| Exercise |
Leave out the pictures and restate the rest of the data exactly.

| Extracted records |
____
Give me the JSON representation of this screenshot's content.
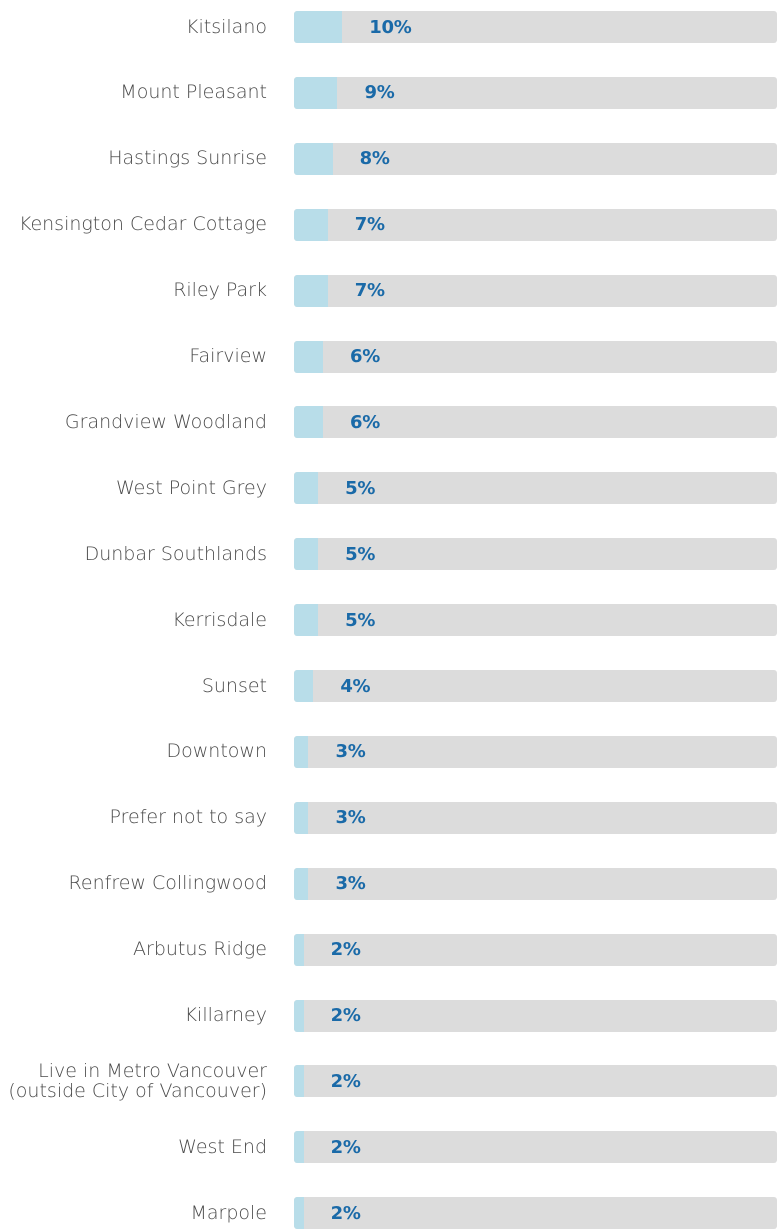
{
  "colors": {
    "bar_fill": "#b8dde9",
    "track": "#dcdcdc",
    "value_text": "#1a6aa8",
    "category_text": "#4a4a4a"
  },
  "chart_data": {
    "type": "bar",
    "orientation": "horizontal",
    "title": "",
    "xlabel": "",
    "ylabel": "",
    "xlim": [
      0,
      100
    ],
    "grid": false,
    "legend": "none",
    "categories": [
      "Kitsilano",
      "Mount Pleasant",
      "Hastings Sunrise",
      "Kensington Cedar Cottage",
      "Riley Park",
      "Fairview",
      "Grandview Woodland",
      "West Point Grey",
      "Dunbar Southlands",
      "Kerrisdale",
      "Sunset",
      "Downtown",
      "Prefer not to say",
      "Renfrew Collingwood",
      "Arbutus Ridge",
      "Killarney",
      "Live in Metro Vancouver\n(outside City of Vancouver)",
      "West End",
      "Marpole"
    ],
    "values": [
      10,
      9,
      8,
      7,
      7,
      6,
      6,
      5,
      5,
      5,
      4,
      3,
      3,
      3,
      2,
      2,
      2,
      2,
      2
    ],
    "value_labels": [
      "10%",
      "9%",
      "8%",
      "7%",
      "7%",
      "6%",
      "6%",
      "5%",
      "5%",
      "5%",
      "4%",
      "3%",
      "3%",
      "3%",
      "2%",
      "2%",
      "2%",
      "2%",
      "2%"
    ]
  }
}
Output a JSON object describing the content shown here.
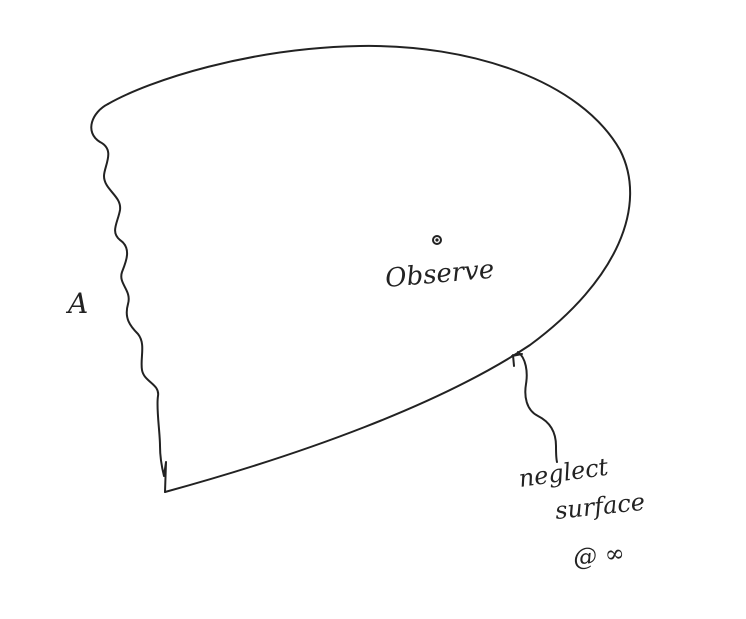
{
  "diagram": {
    "ink_color": "#222222",
    "background": "#ffffff",
    "labels": {
      "boundary_a": "A",
      "observer": "Observe",
      "neglect_line1": "neglect",
      "neglect_line2": "surface",
      "neglect_line3": "@ ∞"
    }
  }
}
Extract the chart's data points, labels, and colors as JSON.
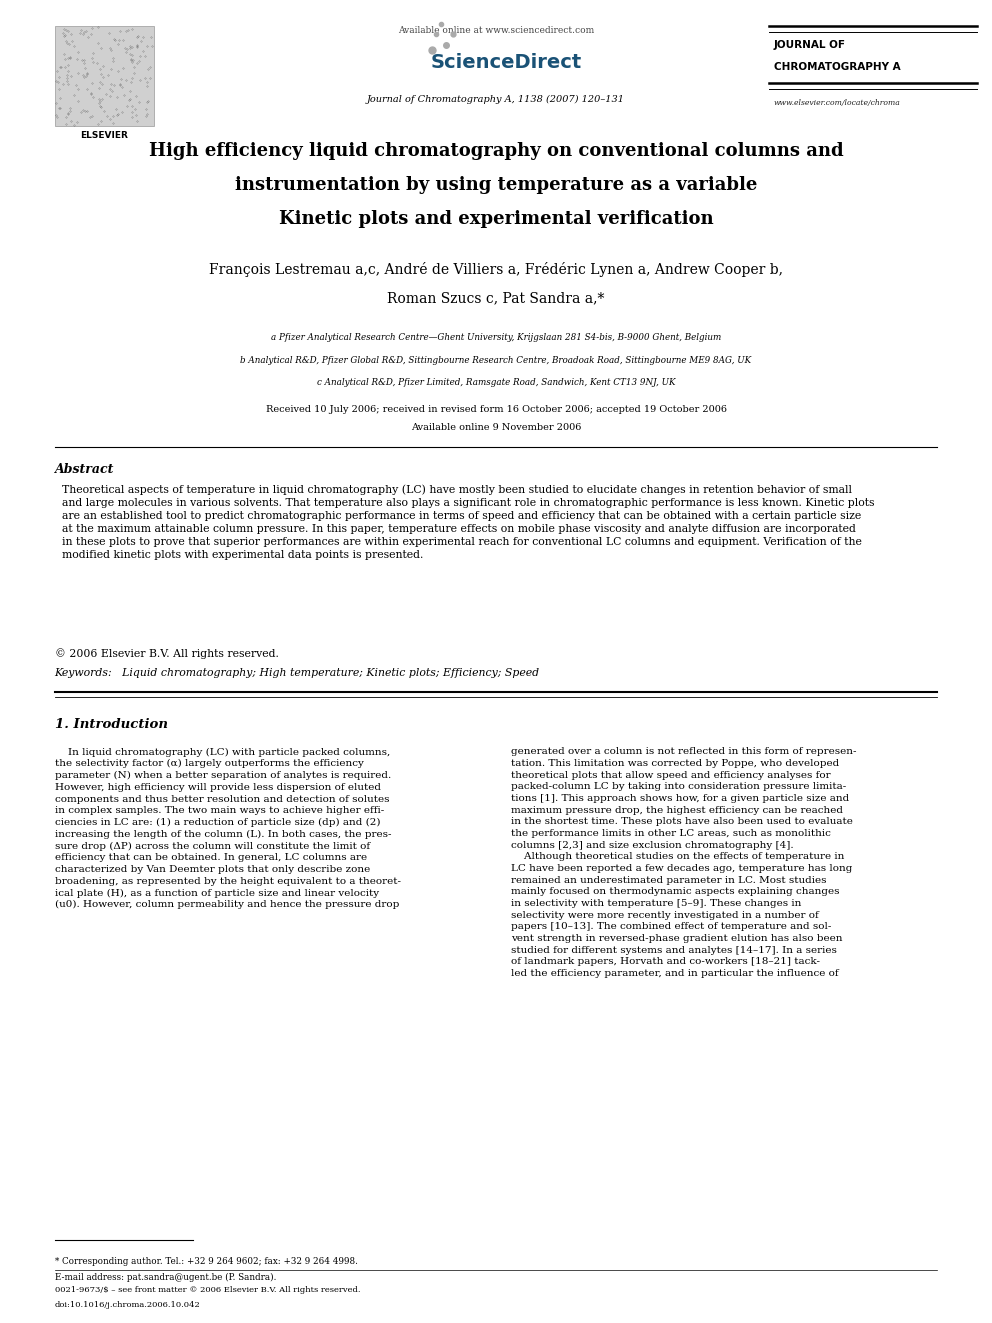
{
  "bg_color": "#ffffff",
  "page_width": 9.92,
  "page_height": 13.23,
  "dpi": 100,
  "header_available": "Available online at www.sciencedirect.com",
  "header_journal_center": "Journal of Chromatography A, 1138 (2007) 120–131",
  "header_journal_right1": "JOURNAL OF",
  "header_journal_right2": "CHROMATOGRAPHY A",
  "header_website": "www.elsevier.com/locate/chroma",
  "header_sciencedirect": "ScienceDirect",
  "title_line1": "High efficiency liquid chromatography on conventional columns and",
  "title_line2": "instrumentation by using temperature as a variable",
  "title_line3": "Kinetic plots and experimental verification",
  "author_line1": "François Lestremau a,c, André de Villiers a, Frédéric Lynen a, Andrew Cooper b,",
  "author_line2": "Roman Szucs c, Pat Sandra a,*",
  "affil_a": "a Pfizer Analytical Research Centre—Ghent University, Krijgslaan 281 S4-bis, B-9000 Ghent, Belgium",
  "affil_b": "b Analytical R&D, Pfizer Global R&D, Sittingbourne Research Centre, Broadoak Road, Sittingbourne ME9 8AG, UK",
  "affil_c": "c Analytical R&D, Pfizer Limited, Ramsgate Road, Sandwich, Kent CT13 9NJ, UK",
  "received": "Received 10 July 2006; received in revised form 16 October 2006; accepted 19 October 2006",
  "available_online": "Available online 9 November 2006",
  "abstract_title": "Abstract",
  "abstract_text": "Theoretical aspects of temperature in liquid chromatography (LC) have mostly been studied to elucidate changes in retention behavior of small\nand large molecules in various solvents. That temperature also plays a significant role in chromatographic performance is less known. Kinetic plots\nare an established tool to predict chromatographic performance in terms of speed and efficiency that can be obtained with a certain particle size\nat the maximum attainable column pressure. In this paper, temperature effects on mobile phase viscosity and analyte diffusion are incorporated\nin these plots to prove that superior performances are within experimental reach for conventional LC columns and equipment. Verification of the\nmodified kinetic plots with experimental data points is presented.",
  "copyright": "© 2006 Elsevier B.V. All rights reserved.",
  "keywords": "Keywords:   Liquid chromatography; High temperature; Kinetic plots; Efficiency; Speed",
  "section1_title": "1. Introduction",
  "col1_text": "    In liquid chromatography (LC) with particle packed columns,\nthe selectivity factor (α) largely outperforms the efficiency\nparameter (N) when a better separation of analytes is required.\nHowever, high efficiency will provide less dispersion of eluted\ncomponents and thus better resolution and detection of solutes\nin complex samples. The two main ways to achieve higher effi-\nciencies in LC are: (1) a reduction of particle size (dp) and (2)\nincreasing the length of the column (L). In both cases, the pres-\nsure drop (ΔP) across the column will constitute the limit of\nefficiency that can be obtained. In general, LC columns are\ncharacterized by Van Deemter plots that only describe zone\nbroadening, as represented by the height equivalent to a theoret-\nical plate (H), as a function of particle size and linear velocity\n(u0). However, column permeability and hence the pressure drop",
  "col2_text": "generated over a column is not reflected in this form of represen-\ntation. This limitation was corrected by Poppe, who developed\ntheoretical plots that allow speed and efficiency analyses for\npacked-column LC by taking into consideration pressure limita-\ntions [1]. This approach shows how, for a given particle size and\nmaximum pressure drop, the highest efficiency can be reached\nin the shortest time. These plots have also been used to evaluate\nthe performance limits in other LC areas, such as monolithic\ncolumns [2,3] and size exclusion chromatography [4].\n    Although theoretical studies on the effects of temperature in\nLC have been reported a few decades ago, temperature has long\nremained an underestimated parameter in LC. Most studies\nmainly focused on thermodynamic aspects explaining changes\nin selectivity with temperature [5–9]. These changes in\nselectivity were more recently investigated in a number of\npapers [10–13]. The combined effect of temperature and sol-\nvent strength in reversed-phase gradient elution has also been\nstudied for different systems and analytes [14–17]. In a series\nof landmark papers, Horvath and co-workers [18–21] tack-\nled the efficiency parameter, and in particular the influence of",
  "footnote1": "* Corresponding author. Tel.: +32 9 264 9602; fax: +32 9 264 4998.",
  "footnote2": "E-mail address: pat.sandra@ugent.be (P. Sandra).",
  "bottom1": "0021-9673/$ – see front matter © 2006 Elsevier B.V. All rights reserved.",
  "bottom2": "doi:10.1016/j.chroma.2006.10.042"
}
____
| Full output |
Give me the JSON representation of this screenshot's content.
{
  "colors": {
    "bar_fill": "#b8dde9",
    "track": "#dcdcdc",
    "value_text": "#1a6aa8",
    "category_text": "#4a4a4a"
  },
  "chart_data": {
    "type": "bar",
    "orientation": "horizontal",
    "title": "",
    "xlabel": "",
    "ylabel": "",
    "xlim": [
      0,
      100
    ],
    "grid": false,
    "legend": "none",
    "categories": [
      "Kitsilano",
      "Mount Pleasant",
      "Hastings Sunrise",
      "Kensington Cedar Cottage",
      "Riley Park",
      "Fairview",
      "Grandview Woodland",
      "West Point Grey",
      "Dunbar Southlands",
      "Kerrisdale",
      "Sunset",
      "Downtown",
      "Prefer not to say",
      "Renfrew Collingwood",
      "Arbutus Ridge",
      "Killarney",
      "Live in Metro Vancouver\n(outside City of Vancouver)",
      "West End",
      "Marpole"
    ],
    "values": [
      10,
      9,
      8,
      7,
      7,
      6,
      6,
      5,
      5,
      5,
      4,
      3,
      3,
      3,
      2,
      2,
      2,
      2,
      2
    ],
    "value_labels": [
      "10%",
      "9%",
      "8%",
      "7%",
      "7%",
      "6%",
      "6%",
      "5%",
      "5%",
      "5%",
      "4%",
      "3%",
      "3%",
      "3%",
      "2%",
      "2%",
      "2%",
      "2%",
      "2%"
    ]
  }
}
Output a JSON object describing the content shown here.
{
  "diagram": {
    "ink_color": "#222222",
    "background": "#ffffff",
    "labels": {
      "boundary_a": "A",
      "observer": "Observe",
      "neglect_line1": "neglect",
      "neglect_line2": "surface",
      "neglect_line3": "@ ∞"
    }
  }
}
Extract the chart's data points, labels, and colors as JSON.
{
  "bg_color": "#ffffff",
  "page_width": 9.92,
  "page_height": 13.23,
  "dpi": 100,
  "header_available": "Available online at www.sciencedirect.com",
  "header_journal_center": "Journal of Chromatography A, 1138 (2007) 120–131",
  "header_journal_right1": "JOURNAL OF",
  "header_journal_right2": "CHROMATOGRAPHY A",
  "header_website": "www.elsevier.com/locate/chroma",
  "header_sciencedirect": "ScienceDirect",
  "title_line1": "High efficiency liquid chromatography on conventional columns and",
  "title_line2": "instrumentation by using temperature as a variable",
  "title_line3": "Kinetic plots and experimental verification",
  "author_line1": "François Lestremau a,c, André de Villiers a, Frédéric Lynen a, Andrew Cooper b,",
  "author_line2": "Roman Szucs c, Pat Sandra a,*",
  "affil_a": "a Pfizer Analytical Research Centre—Ghent University, Krijgslaan 281 S4-bis, B-9000 Ghent, Belgium",
  "affil_b": "b Analytical R&D, Pfizer Global R&D, Sittingbourne Research Centre, Broadoak Road, Sittingbourne ME9 8AG, UK",
  "affil_c": "c Analytical R&D, Pfizer Limited, Ramsgate Road, Sandwich, Kent CT13 9NJ, UK",
  "received": "Received 10 July 2006; received in revised form 16 October 2006; accepted 19 October 2006",
  "available_online": "Available online 9 November 2006",
  "abstract_title": "Abstract",
  "abstract_text": "Theoretical aspects of temperature in liquid chromatography (LC) have mostly been studied to elucidate changes in retention behavior of small\nand large molecules in various solvents. That temperature also plays a significant role in chromatographic performance is less known. Kinetic plots\nare an established tool to predict chromatographic performance in terms of speed and efficiency that can be obtained with a certain particle size\nat the maximum attainable column pressure. In this paper, temperature effects on mobile phase viscosity and analyte diffusion are incorporated\nin these plots to prove that superior performances are within experimental reach for conventional LC columns and equipment. Verification of the\nmodified kinetic plots with experimental data points is presented.",
  "copyright": "© 2006 Elsevier B.V. All rights reserved.",
  "keywords": "Keywords:   Liquid chromatography; High temperature; Kinetic plots; Efficiency; Speed",
  "section1_title": "1. Introduction",
  "col1_text": "    In liquid chromatography (LC) with particle packed columns,\nthe selectivity factor (α) largely outperforms the efficiency\nparameter (N) when a better separation of analytes is required.\nHowever, high efficiency will provide less dispersion of eluted\ncomponents and thus better resolution and detection of solutes\nin complex samples. The two main ways to achieve higher effi-\nciencies in LC are: (1) a reduction of particle size (dp) and (2)\nincreasing the length of the column (L). In both cases, the pres-\nsure drop (ΔP) across the column will constitute the limit of\nefficiency that can be obtained. In general, LC columns are\ncharacterized by Van Deemter plots that only describe zone\nbroadening, as represented by the height equivalent to a theoret-\nical plate (H), as a function of particle size and linear velocity\n(u0). However, column permeability and hence the pressure drop",
  "col2_text": "generated over a column is not reflected in this form of represen-\ntation. This limitation was corrected by Poppe, who developed\ntheoretical plots that allow speed and efficiency analyses for\npacked-column LC by taking into consideration pressure limita-\ntions [1]. This approach shows how, for a given particle size and\nmaximum pressure drop, the highest efficiency can be reached\nin the shortest time. These plots have also been used to evaluate\nthe performance limits in other LC areas, such as monolithic\ncolumns [2,3] and size exclusion chromatography [4].\n    Although theoretical studies on the effects of temperature in\nLC have been reported a few decades ago, temperature has long\nremained an underestimated parameter in LC. Most studies\nmainly focused on thermodynamic aspects explaining changes\nin selectivity with temperature [5–9]. These changes in\nselectivity were more recently investigated in a number of\npapers [10–13]. The combined effect of temperature and sol-\nvent strength in reversed-phase gradient elution has also been\nstudied for different systems and analytes [14–17]. In a series\nof landmark papers, Horvath and co-workers [18–21] tack-\nled the efficiency parameter, and in particular the influence of",
  "footnote1": "* Corresponding author. Tel.: +32 9 264 9602; fax: +32 9 264 4998.",
  "footnote2": "E-mail address: pat.sandra@ugent.be (P. Sandra).",
  "bottom1": "0021-9673/$ – see front matter © 2006 Elsevier B.V. All rights reserved.",
  "bottom2": "doi:10.1016/j.chroma.2006.10.042"
}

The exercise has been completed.